- Given problem
Work through the data below and give the number of lines holding "color", nothing more.

- Data records
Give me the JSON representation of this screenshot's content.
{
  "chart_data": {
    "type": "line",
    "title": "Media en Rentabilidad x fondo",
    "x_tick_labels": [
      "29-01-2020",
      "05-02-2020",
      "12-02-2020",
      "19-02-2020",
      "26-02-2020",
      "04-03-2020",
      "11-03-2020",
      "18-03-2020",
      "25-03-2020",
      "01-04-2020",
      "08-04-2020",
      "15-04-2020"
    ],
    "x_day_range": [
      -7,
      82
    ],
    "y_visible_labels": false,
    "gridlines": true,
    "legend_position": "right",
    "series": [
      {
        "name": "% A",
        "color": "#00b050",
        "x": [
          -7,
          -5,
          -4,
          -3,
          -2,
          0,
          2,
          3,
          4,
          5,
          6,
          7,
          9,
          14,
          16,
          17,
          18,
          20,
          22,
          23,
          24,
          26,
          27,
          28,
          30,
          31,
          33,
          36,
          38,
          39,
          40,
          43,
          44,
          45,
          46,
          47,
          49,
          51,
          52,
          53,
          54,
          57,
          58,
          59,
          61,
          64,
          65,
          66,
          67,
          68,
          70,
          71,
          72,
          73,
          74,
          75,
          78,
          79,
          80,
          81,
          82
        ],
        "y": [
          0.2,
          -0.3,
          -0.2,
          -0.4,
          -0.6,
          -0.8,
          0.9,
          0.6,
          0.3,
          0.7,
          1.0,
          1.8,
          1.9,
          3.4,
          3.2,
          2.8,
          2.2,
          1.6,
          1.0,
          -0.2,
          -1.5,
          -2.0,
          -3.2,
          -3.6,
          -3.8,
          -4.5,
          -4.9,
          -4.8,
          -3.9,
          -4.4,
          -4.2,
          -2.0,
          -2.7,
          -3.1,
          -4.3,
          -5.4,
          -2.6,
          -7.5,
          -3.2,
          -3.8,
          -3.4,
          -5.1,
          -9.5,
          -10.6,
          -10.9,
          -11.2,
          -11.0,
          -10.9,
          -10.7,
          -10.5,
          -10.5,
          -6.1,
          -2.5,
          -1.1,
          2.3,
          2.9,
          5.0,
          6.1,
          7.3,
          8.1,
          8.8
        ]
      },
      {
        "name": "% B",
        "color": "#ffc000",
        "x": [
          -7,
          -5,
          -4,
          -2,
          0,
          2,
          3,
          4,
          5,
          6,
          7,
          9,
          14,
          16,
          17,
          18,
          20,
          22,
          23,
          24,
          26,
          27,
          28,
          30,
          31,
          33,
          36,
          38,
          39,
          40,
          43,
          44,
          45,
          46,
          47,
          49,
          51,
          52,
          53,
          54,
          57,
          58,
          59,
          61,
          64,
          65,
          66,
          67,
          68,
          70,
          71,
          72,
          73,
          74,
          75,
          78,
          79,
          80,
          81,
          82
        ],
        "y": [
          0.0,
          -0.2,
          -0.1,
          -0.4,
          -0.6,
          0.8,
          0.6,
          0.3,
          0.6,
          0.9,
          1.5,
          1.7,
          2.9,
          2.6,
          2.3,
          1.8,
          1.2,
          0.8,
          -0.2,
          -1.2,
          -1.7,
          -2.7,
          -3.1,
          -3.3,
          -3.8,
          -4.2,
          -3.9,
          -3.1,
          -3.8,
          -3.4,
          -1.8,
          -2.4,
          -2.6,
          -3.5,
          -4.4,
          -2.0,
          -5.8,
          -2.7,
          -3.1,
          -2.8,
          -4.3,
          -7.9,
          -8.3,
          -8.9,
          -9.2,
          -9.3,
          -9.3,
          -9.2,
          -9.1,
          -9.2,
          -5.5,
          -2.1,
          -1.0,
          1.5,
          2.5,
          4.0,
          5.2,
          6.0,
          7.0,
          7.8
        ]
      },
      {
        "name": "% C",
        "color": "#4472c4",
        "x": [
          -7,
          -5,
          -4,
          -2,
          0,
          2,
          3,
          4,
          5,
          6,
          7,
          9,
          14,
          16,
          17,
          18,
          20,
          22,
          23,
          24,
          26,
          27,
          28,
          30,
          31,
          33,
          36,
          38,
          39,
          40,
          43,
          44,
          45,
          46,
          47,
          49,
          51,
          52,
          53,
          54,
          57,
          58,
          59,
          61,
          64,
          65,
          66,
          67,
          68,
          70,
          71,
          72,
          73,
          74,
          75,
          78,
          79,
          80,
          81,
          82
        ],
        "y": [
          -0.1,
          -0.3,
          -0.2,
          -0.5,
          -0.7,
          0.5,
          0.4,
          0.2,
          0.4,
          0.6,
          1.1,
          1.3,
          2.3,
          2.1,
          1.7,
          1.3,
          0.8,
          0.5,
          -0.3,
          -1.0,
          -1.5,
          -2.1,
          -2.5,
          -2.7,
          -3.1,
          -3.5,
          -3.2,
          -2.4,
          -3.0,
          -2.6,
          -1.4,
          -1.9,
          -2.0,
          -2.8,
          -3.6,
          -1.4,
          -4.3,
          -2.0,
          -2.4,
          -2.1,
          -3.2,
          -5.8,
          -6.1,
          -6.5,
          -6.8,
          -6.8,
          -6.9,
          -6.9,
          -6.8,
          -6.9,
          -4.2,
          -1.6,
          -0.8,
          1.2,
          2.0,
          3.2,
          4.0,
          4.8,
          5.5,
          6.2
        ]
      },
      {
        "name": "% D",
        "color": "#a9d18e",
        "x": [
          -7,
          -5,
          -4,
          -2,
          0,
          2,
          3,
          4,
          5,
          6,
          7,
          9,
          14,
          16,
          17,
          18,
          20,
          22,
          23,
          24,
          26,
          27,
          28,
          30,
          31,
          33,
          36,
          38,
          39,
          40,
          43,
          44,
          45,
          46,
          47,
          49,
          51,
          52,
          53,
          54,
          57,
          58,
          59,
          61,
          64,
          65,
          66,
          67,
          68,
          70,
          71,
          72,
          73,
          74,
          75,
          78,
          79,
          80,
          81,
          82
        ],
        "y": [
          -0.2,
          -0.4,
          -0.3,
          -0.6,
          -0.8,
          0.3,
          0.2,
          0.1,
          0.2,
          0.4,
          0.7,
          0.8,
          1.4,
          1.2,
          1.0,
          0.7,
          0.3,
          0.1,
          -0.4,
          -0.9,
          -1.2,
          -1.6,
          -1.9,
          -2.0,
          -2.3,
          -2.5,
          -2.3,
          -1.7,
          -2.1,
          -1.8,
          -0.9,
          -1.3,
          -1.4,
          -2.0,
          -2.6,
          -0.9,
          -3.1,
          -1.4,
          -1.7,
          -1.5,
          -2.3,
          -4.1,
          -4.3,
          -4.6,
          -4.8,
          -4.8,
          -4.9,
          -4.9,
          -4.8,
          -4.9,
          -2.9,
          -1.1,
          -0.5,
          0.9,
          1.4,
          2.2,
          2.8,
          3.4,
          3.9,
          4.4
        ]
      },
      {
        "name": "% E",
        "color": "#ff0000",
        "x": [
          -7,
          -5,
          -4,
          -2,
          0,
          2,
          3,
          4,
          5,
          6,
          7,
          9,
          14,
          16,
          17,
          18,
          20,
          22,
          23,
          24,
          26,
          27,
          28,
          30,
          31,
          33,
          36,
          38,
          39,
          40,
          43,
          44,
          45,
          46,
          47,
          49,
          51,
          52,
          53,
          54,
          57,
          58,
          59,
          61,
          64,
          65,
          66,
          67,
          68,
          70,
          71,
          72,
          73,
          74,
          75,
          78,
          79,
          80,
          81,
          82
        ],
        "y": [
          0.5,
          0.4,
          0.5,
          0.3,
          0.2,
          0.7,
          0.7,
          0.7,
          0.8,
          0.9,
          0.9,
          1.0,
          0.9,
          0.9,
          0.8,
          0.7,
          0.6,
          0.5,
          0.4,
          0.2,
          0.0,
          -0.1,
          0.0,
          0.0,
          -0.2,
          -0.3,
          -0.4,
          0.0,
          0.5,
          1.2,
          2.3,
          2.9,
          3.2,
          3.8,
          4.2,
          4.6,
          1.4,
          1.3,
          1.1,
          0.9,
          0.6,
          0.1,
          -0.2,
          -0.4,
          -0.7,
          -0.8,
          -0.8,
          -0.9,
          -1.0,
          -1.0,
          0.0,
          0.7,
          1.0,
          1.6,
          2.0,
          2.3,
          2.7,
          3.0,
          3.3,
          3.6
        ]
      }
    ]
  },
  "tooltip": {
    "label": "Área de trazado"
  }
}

- Output
5